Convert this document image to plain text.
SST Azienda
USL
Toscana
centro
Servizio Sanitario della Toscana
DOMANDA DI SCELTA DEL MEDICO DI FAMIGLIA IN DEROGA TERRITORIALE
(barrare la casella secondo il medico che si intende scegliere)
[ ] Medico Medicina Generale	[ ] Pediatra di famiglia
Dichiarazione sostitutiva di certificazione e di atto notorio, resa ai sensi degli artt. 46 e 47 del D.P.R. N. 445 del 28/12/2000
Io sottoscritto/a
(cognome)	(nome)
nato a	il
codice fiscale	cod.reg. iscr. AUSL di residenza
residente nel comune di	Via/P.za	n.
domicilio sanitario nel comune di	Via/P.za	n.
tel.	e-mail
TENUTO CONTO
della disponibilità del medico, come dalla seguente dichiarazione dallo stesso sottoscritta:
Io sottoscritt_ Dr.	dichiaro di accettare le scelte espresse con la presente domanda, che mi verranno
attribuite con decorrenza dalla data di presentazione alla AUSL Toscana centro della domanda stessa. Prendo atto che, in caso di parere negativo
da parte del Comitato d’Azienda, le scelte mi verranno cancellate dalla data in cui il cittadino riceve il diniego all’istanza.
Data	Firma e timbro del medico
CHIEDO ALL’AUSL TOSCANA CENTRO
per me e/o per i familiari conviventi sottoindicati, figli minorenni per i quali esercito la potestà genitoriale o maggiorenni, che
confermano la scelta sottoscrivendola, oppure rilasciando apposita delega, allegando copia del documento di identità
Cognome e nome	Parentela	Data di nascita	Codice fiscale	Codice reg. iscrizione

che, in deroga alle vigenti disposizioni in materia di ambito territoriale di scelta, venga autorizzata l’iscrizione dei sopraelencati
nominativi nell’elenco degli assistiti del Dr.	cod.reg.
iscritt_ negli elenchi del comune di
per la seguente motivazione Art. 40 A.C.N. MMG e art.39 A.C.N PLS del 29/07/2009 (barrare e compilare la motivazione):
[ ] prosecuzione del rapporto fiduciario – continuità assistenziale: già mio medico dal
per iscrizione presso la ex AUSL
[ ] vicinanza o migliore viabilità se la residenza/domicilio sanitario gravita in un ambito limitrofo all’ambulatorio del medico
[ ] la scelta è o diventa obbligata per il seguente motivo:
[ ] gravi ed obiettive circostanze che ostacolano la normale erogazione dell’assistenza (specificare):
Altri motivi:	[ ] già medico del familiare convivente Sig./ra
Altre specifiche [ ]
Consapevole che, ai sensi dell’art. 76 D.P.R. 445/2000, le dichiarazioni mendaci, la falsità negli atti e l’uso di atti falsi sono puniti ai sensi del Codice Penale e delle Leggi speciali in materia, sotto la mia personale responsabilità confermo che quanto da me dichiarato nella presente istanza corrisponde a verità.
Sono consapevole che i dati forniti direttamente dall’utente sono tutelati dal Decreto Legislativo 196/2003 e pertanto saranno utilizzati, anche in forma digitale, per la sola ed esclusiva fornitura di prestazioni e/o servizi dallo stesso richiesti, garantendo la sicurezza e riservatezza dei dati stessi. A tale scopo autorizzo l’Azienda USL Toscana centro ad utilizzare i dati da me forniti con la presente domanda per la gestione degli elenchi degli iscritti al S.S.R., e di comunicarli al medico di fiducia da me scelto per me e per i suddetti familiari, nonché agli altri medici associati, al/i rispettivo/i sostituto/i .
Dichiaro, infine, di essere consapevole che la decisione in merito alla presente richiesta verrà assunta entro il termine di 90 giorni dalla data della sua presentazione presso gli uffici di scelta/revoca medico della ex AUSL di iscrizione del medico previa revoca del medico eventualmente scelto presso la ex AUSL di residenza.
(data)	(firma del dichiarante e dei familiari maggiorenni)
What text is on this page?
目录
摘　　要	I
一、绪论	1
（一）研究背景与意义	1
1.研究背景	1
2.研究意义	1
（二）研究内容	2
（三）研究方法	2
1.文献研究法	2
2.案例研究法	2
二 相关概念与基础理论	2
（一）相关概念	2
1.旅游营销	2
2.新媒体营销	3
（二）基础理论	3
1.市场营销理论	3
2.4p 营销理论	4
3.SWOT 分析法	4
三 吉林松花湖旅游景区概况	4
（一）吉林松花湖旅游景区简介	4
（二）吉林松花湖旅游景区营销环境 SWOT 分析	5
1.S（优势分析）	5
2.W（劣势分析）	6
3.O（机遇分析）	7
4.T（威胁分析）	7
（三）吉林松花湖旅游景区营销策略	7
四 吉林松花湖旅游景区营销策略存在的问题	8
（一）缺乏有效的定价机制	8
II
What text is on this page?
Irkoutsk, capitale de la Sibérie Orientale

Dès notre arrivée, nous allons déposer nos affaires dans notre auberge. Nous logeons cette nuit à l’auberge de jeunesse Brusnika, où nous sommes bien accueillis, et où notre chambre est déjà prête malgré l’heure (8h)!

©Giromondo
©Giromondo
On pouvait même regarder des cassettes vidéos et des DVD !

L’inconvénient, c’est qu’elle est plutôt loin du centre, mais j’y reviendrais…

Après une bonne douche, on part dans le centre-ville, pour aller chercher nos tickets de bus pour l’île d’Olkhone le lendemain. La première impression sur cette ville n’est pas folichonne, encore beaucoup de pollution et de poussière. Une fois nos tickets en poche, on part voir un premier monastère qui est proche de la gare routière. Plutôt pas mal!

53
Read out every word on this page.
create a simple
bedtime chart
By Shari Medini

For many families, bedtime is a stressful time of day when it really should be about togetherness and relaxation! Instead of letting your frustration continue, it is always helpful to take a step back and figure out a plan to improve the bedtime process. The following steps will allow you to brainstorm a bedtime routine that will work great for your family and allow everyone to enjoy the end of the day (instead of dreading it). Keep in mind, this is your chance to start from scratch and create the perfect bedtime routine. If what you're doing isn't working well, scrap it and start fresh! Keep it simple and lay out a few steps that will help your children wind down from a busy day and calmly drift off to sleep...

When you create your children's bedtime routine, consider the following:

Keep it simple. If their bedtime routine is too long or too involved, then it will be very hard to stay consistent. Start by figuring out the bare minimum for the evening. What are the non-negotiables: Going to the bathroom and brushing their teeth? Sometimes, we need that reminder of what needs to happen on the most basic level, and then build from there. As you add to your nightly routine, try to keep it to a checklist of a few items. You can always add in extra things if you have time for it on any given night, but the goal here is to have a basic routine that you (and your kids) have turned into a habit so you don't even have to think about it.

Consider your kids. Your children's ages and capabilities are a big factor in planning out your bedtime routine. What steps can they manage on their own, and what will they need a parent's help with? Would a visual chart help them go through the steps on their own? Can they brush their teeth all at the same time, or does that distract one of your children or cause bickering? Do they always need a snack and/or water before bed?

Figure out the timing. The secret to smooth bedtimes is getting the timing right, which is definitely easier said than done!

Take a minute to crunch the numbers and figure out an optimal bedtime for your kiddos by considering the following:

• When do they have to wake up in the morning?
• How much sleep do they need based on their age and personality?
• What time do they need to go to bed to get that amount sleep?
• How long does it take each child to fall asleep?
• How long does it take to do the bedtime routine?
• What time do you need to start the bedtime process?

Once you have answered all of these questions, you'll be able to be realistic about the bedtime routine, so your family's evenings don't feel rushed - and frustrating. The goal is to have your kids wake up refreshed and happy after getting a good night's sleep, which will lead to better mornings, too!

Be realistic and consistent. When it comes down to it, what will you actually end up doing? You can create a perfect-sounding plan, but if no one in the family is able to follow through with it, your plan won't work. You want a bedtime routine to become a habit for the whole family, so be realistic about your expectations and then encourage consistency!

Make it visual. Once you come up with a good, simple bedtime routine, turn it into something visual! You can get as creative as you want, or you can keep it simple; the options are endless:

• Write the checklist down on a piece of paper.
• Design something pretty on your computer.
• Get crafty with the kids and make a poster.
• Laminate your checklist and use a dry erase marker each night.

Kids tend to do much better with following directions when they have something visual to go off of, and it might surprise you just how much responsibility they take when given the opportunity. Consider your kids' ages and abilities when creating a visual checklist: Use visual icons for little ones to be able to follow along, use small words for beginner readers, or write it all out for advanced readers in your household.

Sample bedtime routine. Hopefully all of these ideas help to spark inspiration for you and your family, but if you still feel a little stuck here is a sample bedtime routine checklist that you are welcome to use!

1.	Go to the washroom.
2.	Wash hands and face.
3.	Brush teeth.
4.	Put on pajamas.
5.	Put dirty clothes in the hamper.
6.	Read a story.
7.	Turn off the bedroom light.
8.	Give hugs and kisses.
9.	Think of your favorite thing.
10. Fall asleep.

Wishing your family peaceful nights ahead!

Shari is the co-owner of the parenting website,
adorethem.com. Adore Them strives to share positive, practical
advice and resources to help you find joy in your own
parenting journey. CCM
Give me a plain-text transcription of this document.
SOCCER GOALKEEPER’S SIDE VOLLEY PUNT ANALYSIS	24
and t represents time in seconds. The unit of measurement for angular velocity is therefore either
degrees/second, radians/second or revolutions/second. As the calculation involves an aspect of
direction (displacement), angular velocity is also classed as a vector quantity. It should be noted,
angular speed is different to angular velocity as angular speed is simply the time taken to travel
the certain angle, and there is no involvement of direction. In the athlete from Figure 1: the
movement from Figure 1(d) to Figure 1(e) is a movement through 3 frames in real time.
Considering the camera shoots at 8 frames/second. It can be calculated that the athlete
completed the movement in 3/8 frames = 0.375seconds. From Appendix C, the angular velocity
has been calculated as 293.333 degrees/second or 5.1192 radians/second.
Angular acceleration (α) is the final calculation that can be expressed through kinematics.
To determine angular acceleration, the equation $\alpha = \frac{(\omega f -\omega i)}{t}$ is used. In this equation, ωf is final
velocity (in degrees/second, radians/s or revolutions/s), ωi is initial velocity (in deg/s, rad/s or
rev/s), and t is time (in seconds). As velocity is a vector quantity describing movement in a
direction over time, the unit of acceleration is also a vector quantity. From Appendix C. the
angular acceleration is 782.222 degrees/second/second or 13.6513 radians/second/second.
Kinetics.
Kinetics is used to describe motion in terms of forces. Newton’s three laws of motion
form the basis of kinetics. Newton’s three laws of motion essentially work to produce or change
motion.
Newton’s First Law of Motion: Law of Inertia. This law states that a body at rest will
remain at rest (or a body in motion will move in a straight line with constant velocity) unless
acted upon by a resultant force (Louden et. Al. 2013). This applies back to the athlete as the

==================================================

Task. Return all lines of the material above in which the word "domicilio" occurs.

Result.
domicilio sanitario nel comune di	Via/P.za	n.
[ ] vicinanza o migliore viabilità se la residenza/domicilio sanitario gravita in un ambito limitrofo all’ambulatorio del medico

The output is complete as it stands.